■ **Exercise objective**: Print the entire listing. Each line must match the original exactly.

■ **Records for processing**:
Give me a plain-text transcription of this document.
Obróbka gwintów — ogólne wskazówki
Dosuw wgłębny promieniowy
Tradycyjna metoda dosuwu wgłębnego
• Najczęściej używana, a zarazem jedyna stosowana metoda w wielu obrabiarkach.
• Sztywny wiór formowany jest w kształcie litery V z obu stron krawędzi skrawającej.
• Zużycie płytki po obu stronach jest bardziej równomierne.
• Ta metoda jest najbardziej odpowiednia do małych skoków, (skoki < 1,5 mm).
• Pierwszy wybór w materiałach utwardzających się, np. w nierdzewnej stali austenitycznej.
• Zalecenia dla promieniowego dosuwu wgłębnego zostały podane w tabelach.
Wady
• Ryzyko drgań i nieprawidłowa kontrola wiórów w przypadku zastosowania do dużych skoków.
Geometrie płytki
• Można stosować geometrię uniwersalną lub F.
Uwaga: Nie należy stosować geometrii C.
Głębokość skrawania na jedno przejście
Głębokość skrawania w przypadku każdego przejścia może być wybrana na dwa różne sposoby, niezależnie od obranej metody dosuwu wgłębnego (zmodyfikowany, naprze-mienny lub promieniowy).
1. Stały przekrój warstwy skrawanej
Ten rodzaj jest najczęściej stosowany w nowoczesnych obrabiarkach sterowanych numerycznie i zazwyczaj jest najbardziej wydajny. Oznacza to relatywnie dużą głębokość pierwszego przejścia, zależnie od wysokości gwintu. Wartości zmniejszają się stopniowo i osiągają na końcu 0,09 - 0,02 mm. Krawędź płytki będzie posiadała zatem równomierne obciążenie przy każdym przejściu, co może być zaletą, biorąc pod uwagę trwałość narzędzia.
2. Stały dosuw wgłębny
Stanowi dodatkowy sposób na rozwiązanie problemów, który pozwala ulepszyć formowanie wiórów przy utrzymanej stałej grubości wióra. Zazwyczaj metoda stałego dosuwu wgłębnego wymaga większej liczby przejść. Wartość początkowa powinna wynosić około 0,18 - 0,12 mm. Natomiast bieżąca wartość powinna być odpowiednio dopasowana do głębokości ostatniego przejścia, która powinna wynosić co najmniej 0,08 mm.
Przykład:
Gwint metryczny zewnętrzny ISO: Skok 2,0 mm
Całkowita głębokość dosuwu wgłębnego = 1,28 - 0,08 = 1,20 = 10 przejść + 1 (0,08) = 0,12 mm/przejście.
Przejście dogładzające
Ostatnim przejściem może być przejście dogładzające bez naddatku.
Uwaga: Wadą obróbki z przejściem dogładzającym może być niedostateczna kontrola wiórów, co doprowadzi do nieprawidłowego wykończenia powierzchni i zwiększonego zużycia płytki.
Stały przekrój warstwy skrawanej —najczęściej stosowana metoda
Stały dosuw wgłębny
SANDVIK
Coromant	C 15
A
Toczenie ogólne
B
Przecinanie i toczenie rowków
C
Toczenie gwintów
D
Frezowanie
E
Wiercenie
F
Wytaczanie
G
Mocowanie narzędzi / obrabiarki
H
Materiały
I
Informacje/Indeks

■ **Answer**:
Give me a plain-text transcription of this document.
Obróbka gwintów — ogólne wskazówki
Dosuw wgłębny promieniowy
Tradycyjna metoda dosuwu wgłębnego
• Najczęściej używana, a zarazem jedyna stosowana metoda w wielu obrabiarkach.
• Sztywny wiór formowany jest w kształcie litery V z obu stron krawędzi skrawającej.
• Zużycie płytki po obu stronach jest bardziej równomierne.
• Ta metoda jest najbardziej odpowiednia do małych skoków, (skoki < 1,5 mm).
• Pierwszy wybór w materiałach utwardzających się, np. w nierdzewnej stali austenitycznej.
• Zalecenia dla promieniowego dosuwu wgłębnego zostały podane w tabelach.
Wady
• Ryzyko drgań i nieprawidłowa kontrola wiórów w przypadku zastosowania do dużych skoków.
Geometrie płytki
• Można stosować geometrię uniwersalną lub F.
Uwaga: Nie należy stosować geometrii C.
Głębokość skrawania na jedno przejście
Głębokość skrawania w przypadku każdego przejścia może być wybrana na dwa różne sposoby, niezależnie od obranej metody dosuwu wgłębnego (zmodyfikowany, naprze-mienny lub promieniowy).
1. Stały przekrój warstwy skrawanej
Ten rodzaj jest najczęściej stosowany w nowoczesnych obrabiarkach sterowanych numerycznie i zazwyczaj jest najbardziej wydajny. Oznacza to relatywnie dużą głębokość pierwszego przejścia, zależnie od wysokości gwintu. Wartości zmniejszają się stopniowo i osiągają na końcu 0,09 - 0,02 mm. Krawędź płytki będzie posiadała zatem równomierne obciążenie przy każdym przejściu, co może być zaletą, biorąc pod uwagę trwałość narzędzia.
2. Stały dosuw wgłębny
Stanowi dodatkowy sposób na rozwiązanie problemów, który pozwala ulepszyć formowanie wiórów przy utrzymanej stałej grubości wióra. Zazwyczaj metoda stałego dosuwu wgłębnego wymaga większej liczby przejść. Wartość początkowa powinna wynosić około 0,18 - 0,12 mm. Natomiast bieżąca wartość powinna być odpowiednio dopasowana do głębokości ostatniego przejścia, która powinna wynosić co najmniej 0,08 mm.
Przykład:
Gwint metryczny zewnętrzny ISO: Skok 2,0 mm
Całkowita głębokość dosuwu wgłębnego = 1,28 - 0,08 = 1,20 = 10 przejść + 1 (0,08) = 0,12 mm/przejście.
Przejście dogładzające
Ostatnim przejściem może być przejście dogładzające bez naddatku.
Uwaga: Wadą obróbki z przejściem dogładzającym może być niedostateczna kontrola wiórów, co doprowadzi do nieprawidłowego wykończenia powierzchni i zwiększonego zużycia płytki.
Stały przekrój warstwy skrawanej —najczęściej stosowana metoda
Stały dosuw wgłębny
SANDVIK
Coromant	C 15
A
Toczenie ogólne
B
Przecinanie i toczenie rowków
C
Toczenie gwintów
D
Frezowanie
E
Wiercenie
F
Wytaczanie
G
Mocowanie narzędzi / obrabiarki
H
Materiały
I
Informacje/Indeks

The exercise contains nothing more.